AVAILABLE DATA

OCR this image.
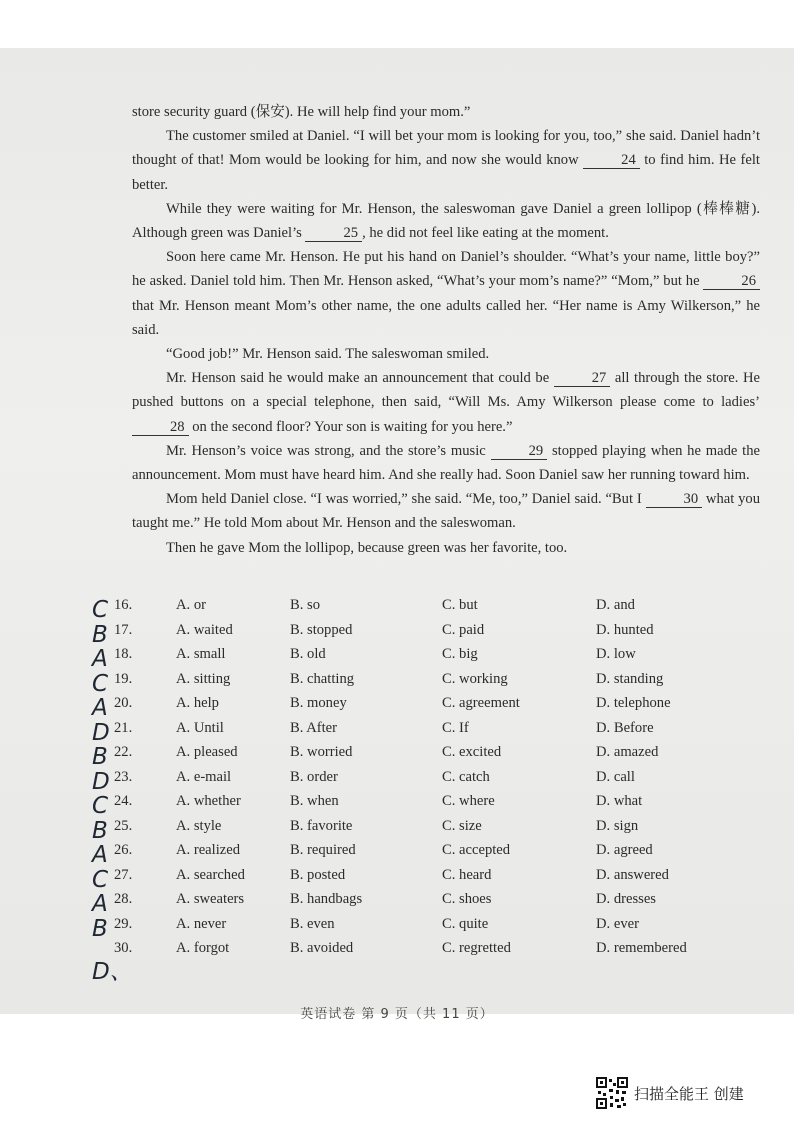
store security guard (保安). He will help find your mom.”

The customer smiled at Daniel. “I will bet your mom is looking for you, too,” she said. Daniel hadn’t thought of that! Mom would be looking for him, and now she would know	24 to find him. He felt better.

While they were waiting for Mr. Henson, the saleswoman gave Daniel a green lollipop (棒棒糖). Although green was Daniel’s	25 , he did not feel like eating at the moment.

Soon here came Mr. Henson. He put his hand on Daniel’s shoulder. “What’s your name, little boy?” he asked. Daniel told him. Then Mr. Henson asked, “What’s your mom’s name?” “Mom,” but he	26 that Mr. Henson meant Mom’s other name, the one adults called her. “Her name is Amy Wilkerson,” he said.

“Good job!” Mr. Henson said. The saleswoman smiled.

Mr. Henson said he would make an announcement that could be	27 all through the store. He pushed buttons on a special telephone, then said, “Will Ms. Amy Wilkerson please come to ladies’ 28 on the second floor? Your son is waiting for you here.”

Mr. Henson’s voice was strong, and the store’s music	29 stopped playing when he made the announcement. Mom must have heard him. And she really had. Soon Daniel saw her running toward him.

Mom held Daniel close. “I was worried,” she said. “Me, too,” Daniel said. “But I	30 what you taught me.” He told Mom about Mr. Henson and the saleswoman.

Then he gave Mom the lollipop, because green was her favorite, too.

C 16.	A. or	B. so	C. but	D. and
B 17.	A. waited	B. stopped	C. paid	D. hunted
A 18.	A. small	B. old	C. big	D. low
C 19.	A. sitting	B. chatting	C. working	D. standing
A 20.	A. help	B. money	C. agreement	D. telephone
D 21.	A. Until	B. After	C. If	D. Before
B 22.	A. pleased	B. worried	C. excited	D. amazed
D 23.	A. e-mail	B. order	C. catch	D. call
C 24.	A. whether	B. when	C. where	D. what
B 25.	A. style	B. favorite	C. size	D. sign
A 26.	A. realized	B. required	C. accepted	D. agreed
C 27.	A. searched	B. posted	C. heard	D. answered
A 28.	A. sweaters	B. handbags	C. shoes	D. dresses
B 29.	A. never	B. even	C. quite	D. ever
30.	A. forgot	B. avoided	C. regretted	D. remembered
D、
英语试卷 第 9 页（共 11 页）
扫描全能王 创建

--

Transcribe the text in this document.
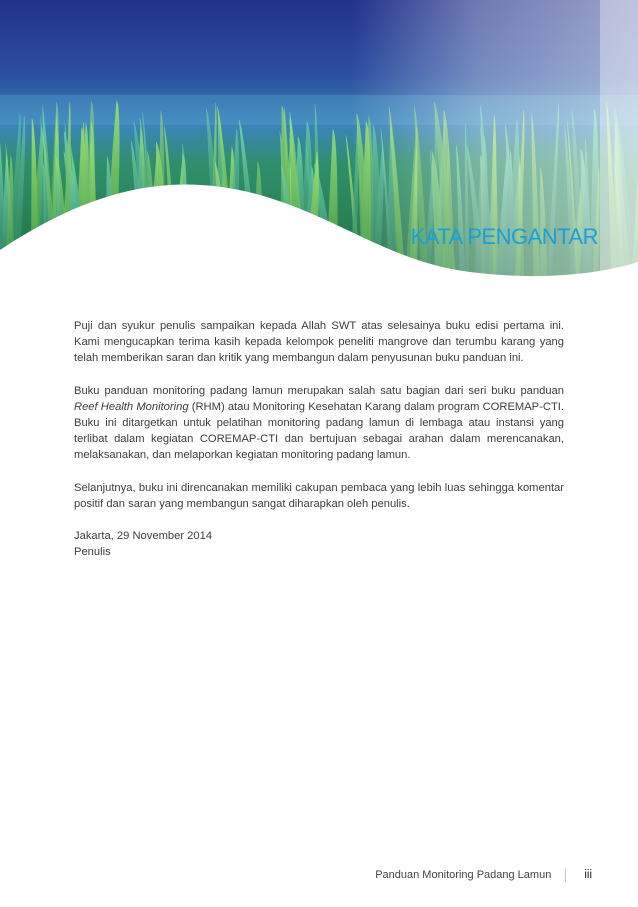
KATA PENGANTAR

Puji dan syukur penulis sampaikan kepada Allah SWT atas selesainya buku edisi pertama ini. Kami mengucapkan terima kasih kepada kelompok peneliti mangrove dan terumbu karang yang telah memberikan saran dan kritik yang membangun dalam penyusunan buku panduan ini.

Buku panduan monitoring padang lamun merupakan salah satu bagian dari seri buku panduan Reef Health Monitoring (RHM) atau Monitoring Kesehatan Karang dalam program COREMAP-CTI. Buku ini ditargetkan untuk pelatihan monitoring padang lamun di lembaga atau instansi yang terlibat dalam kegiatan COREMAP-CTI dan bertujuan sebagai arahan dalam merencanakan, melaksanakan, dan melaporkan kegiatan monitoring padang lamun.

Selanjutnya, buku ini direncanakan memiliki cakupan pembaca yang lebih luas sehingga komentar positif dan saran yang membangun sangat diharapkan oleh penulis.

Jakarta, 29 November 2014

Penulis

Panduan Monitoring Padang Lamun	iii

---

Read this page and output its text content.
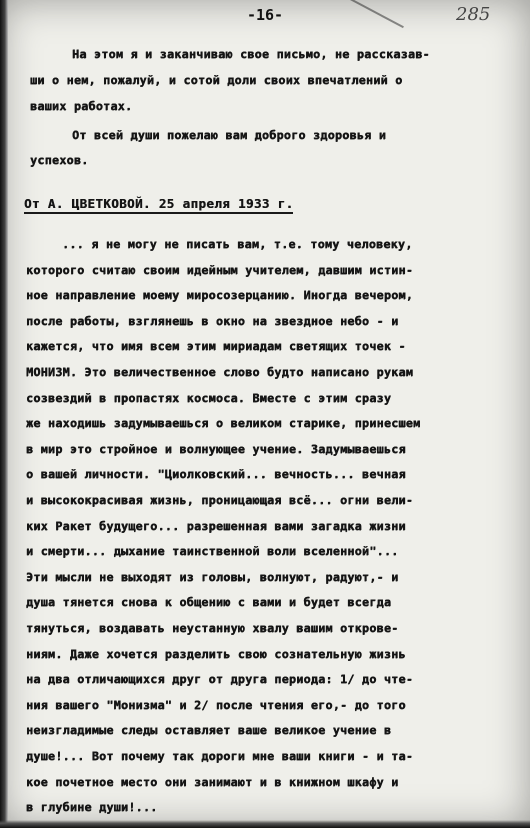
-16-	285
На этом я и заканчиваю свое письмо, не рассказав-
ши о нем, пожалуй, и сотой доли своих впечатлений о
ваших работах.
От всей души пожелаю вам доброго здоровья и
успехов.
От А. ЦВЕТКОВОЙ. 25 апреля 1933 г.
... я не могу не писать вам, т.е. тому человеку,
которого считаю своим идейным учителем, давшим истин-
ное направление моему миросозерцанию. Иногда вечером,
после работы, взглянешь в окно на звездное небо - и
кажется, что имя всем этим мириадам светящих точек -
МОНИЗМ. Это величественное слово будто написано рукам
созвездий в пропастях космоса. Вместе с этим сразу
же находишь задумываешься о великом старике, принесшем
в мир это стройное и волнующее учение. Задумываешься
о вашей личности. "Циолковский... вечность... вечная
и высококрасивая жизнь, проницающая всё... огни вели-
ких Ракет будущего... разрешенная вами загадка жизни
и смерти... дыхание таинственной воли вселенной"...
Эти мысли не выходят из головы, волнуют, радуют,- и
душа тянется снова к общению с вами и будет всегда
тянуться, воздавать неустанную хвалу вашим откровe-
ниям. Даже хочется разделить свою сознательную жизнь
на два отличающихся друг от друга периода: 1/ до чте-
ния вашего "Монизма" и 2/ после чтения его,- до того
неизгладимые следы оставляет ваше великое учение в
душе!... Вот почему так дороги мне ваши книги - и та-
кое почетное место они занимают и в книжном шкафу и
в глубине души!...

DESCRIPTION OF THE TASK
Gather every line containing the word "that" and copy it.

EXERCISE ANSWER
The customer smiled at Daniel. “I will bet your mom is looking for you, too,” she said. Daniel hadn’t thought of that! Mom would be looking for him, and now she would know	24 to find him. He felt better.
Soon here came Mr. Henson. He put his hand on Daniel’s shoulder. “What’s your name, little boy?” he asked. Daniel told him. Then Mr. Henson asked, “What’s your mom’s name?” “Mom,” but he	26 that Mr. Henson meant Mom’s other name, the one adults called her. “Her name is Amy Wilkerson,” he said.
Mr. Henson said he would make an announcement that could be	27 all through the store. He pushed buttons on a special telephone, then said, “Will Ms. Amy Wilkerson please come to ladies’ 28 on the second floor? Your son is waiting for you here.”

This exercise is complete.